**Dataset rows**
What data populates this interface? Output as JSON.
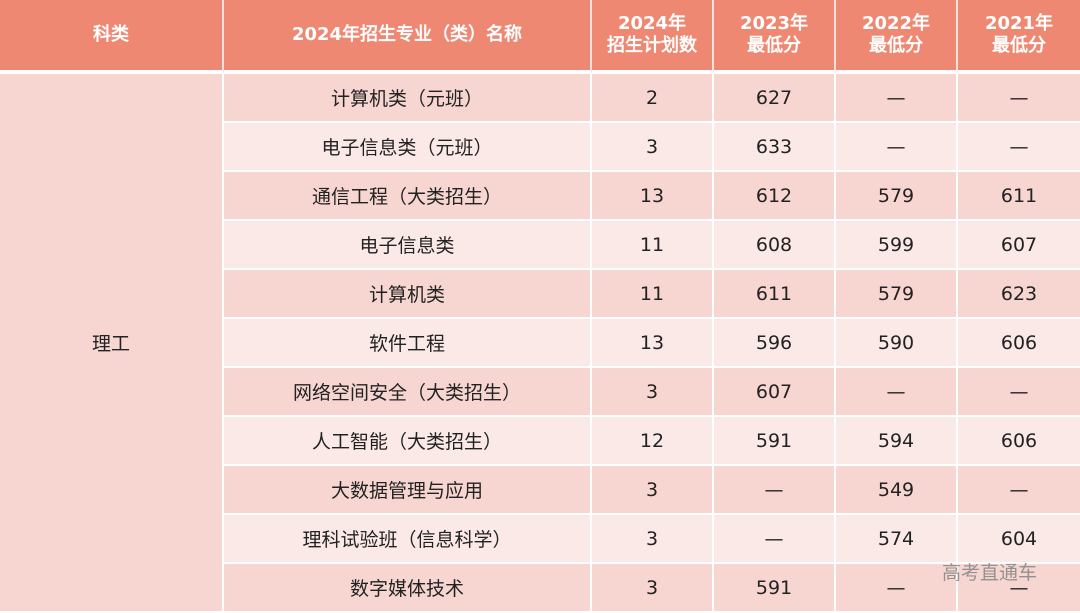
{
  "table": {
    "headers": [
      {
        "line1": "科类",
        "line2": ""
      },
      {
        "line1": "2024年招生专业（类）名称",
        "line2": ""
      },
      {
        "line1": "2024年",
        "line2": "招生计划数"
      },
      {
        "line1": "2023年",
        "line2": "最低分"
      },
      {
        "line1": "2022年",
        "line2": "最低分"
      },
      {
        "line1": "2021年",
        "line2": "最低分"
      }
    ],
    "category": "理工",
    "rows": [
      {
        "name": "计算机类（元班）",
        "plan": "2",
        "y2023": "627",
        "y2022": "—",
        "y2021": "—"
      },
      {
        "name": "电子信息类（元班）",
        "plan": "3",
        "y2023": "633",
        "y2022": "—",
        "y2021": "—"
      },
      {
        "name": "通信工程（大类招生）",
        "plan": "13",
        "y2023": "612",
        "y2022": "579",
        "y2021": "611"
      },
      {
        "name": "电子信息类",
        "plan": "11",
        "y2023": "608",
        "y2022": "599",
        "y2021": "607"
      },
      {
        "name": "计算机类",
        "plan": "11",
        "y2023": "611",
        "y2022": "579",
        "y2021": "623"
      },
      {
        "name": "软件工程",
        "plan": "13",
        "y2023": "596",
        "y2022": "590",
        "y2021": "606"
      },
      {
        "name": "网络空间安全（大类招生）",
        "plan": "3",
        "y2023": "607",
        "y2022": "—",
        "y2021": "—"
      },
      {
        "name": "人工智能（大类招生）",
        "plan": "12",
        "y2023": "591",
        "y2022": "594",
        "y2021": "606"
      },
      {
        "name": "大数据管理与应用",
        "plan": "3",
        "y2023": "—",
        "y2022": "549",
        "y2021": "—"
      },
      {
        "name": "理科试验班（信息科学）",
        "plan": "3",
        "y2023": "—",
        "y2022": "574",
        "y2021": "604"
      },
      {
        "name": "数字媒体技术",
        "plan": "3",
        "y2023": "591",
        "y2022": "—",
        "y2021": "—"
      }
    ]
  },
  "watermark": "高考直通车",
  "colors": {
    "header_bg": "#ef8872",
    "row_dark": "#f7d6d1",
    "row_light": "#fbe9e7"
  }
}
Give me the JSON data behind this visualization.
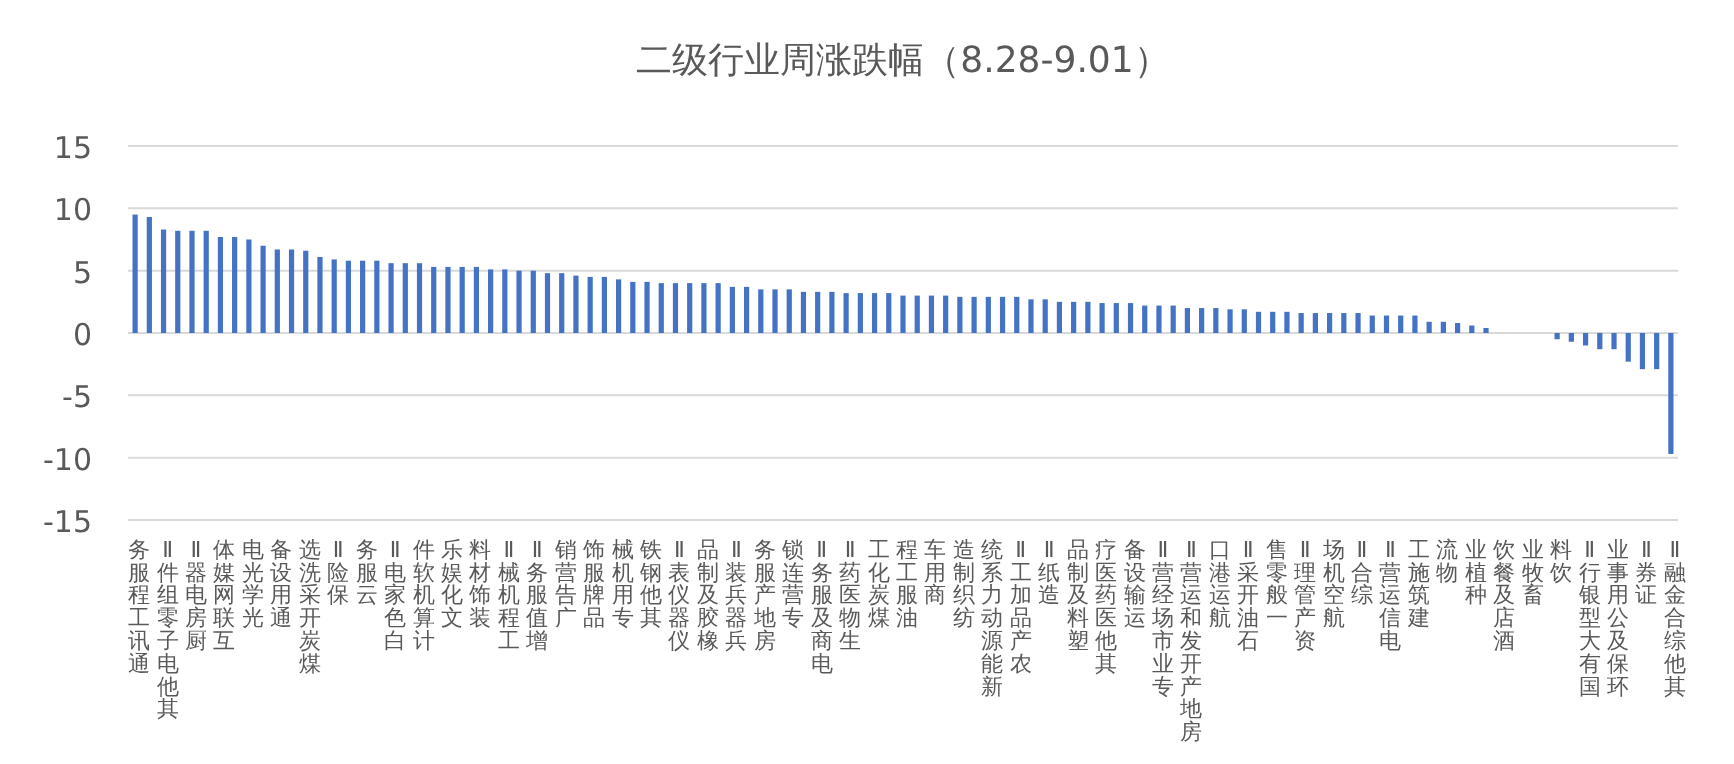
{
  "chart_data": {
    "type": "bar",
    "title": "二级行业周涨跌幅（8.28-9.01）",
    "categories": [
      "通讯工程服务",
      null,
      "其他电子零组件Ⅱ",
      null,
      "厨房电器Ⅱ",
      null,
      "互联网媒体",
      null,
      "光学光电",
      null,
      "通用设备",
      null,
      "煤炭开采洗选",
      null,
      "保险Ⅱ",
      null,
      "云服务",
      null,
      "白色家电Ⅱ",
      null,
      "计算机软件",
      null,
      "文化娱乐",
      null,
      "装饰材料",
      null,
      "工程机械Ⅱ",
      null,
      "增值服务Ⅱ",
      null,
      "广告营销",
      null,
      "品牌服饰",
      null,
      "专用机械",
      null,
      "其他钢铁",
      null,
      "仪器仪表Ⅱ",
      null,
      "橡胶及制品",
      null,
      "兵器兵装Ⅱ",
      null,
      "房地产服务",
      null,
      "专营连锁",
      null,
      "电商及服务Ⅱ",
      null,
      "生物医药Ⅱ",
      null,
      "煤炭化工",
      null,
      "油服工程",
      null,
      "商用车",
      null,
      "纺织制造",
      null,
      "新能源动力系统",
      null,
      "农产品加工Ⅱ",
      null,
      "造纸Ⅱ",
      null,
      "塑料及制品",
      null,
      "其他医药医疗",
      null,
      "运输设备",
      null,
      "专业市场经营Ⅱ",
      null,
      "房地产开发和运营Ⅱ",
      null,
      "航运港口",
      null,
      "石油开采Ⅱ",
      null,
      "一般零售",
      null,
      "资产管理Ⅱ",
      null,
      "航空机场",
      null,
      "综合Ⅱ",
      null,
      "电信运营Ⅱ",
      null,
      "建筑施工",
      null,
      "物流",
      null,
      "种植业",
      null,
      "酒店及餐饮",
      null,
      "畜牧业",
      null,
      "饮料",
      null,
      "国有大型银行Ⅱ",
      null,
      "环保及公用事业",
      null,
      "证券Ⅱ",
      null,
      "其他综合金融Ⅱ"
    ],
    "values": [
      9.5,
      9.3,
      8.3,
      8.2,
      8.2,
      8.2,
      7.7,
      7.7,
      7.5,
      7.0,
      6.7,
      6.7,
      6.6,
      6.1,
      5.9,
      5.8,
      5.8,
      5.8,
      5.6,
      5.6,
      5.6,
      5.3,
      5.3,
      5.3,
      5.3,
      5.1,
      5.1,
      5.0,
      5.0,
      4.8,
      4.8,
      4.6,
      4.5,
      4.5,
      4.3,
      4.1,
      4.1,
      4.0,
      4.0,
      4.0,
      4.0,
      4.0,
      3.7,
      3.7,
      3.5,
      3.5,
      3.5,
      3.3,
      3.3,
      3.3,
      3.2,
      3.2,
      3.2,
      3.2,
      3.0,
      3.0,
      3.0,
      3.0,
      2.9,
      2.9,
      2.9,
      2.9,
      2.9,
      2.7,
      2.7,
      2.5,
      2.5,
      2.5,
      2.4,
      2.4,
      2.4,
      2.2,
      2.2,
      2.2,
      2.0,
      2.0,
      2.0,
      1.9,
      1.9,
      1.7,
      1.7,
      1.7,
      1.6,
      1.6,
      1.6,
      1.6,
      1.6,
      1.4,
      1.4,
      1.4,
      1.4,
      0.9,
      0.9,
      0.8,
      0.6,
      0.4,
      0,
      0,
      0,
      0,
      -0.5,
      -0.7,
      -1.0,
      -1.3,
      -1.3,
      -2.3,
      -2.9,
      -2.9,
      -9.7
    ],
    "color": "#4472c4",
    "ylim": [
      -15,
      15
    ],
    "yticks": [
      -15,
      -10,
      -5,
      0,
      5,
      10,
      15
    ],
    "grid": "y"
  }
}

==

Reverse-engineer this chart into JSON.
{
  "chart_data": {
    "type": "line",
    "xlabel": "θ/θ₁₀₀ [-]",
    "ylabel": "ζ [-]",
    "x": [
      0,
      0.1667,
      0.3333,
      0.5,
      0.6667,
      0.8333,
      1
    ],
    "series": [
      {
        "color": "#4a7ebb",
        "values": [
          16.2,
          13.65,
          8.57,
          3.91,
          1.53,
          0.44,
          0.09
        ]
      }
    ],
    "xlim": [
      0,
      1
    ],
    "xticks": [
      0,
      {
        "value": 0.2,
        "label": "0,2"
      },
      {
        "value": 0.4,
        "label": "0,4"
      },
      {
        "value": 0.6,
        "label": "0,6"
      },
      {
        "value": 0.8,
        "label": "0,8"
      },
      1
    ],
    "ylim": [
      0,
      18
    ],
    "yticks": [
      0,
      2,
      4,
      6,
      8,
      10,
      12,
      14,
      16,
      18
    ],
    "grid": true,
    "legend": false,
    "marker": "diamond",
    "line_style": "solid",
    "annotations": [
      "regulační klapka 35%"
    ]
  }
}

==

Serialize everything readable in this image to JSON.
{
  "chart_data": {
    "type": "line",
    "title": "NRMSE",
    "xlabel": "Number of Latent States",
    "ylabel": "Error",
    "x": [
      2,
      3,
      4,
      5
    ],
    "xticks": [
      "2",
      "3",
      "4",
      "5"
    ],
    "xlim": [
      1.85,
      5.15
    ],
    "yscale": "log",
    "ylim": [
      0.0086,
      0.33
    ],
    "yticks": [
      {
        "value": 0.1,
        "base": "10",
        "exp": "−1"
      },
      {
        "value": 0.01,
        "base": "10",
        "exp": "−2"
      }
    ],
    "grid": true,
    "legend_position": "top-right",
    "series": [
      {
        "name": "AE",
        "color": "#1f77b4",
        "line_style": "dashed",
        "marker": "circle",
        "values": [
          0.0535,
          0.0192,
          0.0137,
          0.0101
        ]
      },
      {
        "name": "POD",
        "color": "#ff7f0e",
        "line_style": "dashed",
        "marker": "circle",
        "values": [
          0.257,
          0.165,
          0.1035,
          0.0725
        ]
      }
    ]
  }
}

**Problem**
For the records above, state how many lines include the string "JSON", giving the number and nothing else.

**Expected output**
4